Written problem: Locate every line that holds the string "xmlns" and copy it.

[Collected data]

☆ ☆ ☆ ☆

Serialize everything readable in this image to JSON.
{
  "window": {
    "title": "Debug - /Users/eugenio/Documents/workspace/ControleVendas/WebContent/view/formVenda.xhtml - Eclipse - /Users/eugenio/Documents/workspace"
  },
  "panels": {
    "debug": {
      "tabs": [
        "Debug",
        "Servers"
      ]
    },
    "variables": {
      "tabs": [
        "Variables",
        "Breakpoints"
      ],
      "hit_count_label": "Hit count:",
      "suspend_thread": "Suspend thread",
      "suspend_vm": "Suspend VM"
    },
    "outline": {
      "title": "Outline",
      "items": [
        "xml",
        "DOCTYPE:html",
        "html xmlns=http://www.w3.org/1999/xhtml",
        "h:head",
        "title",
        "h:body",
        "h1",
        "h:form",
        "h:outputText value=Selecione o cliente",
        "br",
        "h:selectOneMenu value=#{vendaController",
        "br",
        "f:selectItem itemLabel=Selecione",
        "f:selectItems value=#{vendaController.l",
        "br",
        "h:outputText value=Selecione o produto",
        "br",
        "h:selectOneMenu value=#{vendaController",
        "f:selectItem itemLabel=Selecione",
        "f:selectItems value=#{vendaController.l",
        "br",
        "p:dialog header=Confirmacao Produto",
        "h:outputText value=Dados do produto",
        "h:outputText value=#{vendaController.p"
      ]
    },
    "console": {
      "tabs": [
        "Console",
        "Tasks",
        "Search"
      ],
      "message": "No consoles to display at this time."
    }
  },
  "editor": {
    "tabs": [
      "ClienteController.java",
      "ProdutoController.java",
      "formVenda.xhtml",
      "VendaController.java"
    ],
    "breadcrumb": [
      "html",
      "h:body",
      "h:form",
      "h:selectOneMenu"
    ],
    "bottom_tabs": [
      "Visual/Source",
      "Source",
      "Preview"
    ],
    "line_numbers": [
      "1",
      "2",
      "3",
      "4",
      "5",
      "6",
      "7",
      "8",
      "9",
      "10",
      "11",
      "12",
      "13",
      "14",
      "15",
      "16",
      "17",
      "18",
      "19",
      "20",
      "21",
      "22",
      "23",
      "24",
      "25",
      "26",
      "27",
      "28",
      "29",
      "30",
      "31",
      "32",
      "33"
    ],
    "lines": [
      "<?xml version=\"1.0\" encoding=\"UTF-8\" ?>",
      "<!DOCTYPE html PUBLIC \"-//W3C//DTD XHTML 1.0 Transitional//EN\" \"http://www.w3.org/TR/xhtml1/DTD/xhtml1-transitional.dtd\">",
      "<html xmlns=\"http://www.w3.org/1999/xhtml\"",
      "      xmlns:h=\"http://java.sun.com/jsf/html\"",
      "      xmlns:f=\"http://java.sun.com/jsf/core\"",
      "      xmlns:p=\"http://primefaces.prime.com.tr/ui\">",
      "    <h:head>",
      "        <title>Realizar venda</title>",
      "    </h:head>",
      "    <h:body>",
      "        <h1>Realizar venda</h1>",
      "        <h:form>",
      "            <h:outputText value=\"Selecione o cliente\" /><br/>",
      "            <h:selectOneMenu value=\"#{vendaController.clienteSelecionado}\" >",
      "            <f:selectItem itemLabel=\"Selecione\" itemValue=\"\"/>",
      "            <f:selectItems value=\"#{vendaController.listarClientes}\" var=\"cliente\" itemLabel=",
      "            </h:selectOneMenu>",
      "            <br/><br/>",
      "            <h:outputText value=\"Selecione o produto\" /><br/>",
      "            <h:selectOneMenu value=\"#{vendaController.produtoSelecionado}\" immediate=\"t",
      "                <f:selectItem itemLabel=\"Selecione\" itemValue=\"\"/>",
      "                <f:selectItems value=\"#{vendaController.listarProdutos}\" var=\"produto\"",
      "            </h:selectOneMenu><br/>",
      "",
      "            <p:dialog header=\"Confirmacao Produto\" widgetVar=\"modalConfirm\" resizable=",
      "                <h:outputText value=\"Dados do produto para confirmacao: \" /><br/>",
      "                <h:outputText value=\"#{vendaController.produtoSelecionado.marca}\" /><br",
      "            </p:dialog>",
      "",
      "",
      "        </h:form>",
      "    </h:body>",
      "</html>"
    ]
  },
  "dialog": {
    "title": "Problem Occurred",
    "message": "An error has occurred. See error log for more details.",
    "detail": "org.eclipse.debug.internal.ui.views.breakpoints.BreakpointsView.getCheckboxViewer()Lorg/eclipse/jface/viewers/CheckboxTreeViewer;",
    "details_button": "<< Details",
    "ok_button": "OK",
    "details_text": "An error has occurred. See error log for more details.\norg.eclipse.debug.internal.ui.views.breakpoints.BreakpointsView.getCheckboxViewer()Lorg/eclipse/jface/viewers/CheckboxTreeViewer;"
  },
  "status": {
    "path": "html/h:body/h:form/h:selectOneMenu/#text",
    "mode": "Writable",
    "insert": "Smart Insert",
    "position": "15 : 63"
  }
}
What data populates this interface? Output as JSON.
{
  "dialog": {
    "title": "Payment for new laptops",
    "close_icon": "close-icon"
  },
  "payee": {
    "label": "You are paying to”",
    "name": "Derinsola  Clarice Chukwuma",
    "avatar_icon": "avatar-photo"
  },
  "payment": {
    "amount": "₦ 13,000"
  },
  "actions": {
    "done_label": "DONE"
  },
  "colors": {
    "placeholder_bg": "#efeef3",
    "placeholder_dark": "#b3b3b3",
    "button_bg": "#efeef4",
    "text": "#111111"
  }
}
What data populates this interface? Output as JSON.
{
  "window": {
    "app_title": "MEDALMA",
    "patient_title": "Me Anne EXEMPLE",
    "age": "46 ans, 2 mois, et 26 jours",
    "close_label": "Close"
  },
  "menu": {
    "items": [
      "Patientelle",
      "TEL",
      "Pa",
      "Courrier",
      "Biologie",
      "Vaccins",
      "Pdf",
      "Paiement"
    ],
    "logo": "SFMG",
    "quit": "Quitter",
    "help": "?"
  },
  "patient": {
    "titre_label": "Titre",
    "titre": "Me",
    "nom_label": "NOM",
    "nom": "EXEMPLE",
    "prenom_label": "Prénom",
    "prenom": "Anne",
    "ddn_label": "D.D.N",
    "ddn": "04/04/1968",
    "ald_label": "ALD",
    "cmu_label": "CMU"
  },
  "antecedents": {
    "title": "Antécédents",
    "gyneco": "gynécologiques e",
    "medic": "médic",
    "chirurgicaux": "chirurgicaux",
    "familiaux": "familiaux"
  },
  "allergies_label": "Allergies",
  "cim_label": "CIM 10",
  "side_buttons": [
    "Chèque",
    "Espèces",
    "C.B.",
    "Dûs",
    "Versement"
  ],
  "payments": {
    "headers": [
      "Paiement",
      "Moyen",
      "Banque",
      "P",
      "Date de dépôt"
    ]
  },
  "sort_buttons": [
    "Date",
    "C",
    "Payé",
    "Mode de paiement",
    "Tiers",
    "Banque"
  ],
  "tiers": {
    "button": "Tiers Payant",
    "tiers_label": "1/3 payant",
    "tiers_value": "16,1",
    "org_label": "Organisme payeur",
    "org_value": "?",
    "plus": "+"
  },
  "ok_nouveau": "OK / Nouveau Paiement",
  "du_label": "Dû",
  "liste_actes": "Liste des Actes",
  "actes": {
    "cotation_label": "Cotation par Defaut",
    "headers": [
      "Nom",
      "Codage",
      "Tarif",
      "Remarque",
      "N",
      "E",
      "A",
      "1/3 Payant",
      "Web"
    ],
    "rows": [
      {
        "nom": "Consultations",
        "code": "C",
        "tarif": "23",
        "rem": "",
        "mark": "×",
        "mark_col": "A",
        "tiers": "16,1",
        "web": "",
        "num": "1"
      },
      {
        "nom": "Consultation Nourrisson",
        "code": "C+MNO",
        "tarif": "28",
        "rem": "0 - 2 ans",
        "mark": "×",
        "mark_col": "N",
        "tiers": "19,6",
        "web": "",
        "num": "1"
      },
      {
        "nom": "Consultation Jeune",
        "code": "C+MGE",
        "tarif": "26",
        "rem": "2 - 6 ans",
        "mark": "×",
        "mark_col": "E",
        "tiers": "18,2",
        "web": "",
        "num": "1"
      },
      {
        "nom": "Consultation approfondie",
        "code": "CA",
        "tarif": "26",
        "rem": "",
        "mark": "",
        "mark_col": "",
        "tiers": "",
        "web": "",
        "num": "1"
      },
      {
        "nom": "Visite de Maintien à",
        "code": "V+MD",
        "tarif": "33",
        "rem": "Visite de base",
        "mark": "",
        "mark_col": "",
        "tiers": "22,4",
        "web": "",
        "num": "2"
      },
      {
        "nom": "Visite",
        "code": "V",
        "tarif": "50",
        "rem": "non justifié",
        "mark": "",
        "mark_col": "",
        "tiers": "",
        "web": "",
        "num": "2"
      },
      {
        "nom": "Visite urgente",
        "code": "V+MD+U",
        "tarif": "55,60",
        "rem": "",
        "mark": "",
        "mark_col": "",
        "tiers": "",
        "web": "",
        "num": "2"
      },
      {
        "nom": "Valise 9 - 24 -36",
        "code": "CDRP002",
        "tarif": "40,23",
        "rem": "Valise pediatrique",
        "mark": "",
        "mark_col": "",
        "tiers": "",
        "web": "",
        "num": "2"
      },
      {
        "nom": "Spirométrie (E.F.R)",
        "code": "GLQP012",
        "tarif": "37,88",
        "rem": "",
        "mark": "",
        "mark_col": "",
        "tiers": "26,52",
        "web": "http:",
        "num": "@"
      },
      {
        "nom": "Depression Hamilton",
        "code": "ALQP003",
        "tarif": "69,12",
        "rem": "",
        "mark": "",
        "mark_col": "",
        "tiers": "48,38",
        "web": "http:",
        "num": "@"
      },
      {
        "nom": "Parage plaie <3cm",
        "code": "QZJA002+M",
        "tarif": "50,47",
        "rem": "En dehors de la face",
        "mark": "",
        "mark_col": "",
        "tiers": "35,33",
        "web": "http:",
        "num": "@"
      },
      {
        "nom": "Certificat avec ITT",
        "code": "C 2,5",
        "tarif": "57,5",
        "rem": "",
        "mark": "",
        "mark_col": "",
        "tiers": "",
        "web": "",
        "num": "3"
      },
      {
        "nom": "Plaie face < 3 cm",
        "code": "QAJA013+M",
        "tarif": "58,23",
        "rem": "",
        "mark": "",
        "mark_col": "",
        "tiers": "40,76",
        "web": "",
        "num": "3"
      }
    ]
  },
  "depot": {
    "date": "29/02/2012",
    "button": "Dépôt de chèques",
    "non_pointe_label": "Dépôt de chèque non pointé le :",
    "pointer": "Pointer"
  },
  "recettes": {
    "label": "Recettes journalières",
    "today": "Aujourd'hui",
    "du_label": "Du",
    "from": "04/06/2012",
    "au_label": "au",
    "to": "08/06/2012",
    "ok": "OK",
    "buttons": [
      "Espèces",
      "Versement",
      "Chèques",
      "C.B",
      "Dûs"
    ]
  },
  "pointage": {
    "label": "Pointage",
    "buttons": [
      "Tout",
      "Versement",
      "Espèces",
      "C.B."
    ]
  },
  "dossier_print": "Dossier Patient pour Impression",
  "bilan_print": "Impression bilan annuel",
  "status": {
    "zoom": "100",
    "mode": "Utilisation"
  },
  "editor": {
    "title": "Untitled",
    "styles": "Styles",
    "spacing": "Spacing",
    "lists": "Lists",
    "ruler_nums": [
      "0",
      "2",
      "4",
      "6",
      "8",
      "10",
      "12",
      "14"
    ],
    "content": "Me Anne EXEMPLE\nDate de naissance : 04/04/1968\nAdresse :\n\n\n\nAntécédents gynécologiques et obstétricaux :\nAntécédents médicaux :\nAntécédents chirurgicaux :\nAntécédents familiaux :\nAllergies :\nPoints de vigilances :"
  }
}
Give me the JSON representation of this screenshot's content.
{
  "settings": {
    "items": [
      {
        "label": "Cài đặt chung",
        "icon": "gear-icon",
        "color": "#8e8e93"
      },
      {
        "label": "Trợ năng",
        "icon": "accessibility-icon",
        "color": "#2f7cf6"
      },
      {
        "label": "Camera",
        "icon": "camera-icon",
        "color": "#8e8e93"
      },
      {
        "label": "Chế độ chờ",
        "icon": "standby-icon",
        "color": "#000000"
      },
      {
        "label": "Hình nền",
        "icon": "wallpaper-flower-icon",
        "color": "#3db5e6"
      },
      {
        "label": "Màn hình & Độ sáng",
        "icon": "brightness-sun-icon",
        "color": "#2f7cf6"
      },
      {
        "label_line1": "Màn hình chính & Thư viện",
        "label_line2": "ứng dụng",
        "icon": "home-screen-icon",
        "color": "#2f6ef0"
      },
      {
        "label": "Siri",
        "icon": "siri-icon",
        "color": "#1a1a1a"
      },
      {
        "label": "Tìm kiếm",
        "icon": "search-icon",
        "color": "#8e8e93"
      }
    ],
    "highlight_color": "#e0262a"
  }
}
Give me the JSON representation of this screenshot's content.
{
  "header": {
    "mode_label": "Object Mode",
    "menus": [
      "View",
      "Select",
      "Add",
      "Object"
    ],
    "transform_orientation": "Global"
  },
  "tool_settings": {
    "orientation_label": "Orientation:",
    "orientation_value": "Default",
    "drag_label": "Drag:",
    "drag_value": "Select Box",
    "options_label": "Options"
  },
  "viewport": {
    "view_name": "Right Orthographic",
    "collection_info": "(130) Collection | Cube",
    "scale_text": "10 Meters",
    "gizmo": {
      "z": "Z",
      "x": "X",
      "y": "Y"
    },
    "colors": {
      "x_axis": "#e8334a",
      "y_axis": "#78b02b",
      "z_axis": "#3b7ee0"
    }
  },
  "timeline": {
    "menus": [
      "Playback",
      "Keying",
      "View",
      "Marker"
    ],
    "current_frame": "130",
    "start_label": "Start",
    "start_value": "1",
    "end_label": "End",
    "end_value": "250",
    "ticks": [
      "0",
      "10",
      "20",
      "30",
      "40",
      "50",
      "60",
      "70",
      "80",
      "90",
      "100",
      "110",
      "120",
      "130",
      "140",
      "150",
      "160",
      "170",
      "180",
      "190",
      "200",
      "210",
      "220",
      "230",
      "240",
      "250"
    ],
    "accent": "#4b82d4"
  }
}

☆ ☆ ☆ ☆

Solution to the problem:
        "html xmlns=http://www.w3.org/1999/xhtml",
      "<html xmlns=\"http://www.w3.org/1999/xhtml\"",
      "      xmlns:h=\"http://java.sun.com/jsf/html\"",
      "      xmlns:f=\"http://java.sun.com/jsf/core\"",
      "      xmlns:p=\"http://primefaces.prime.com.tr/ui\">",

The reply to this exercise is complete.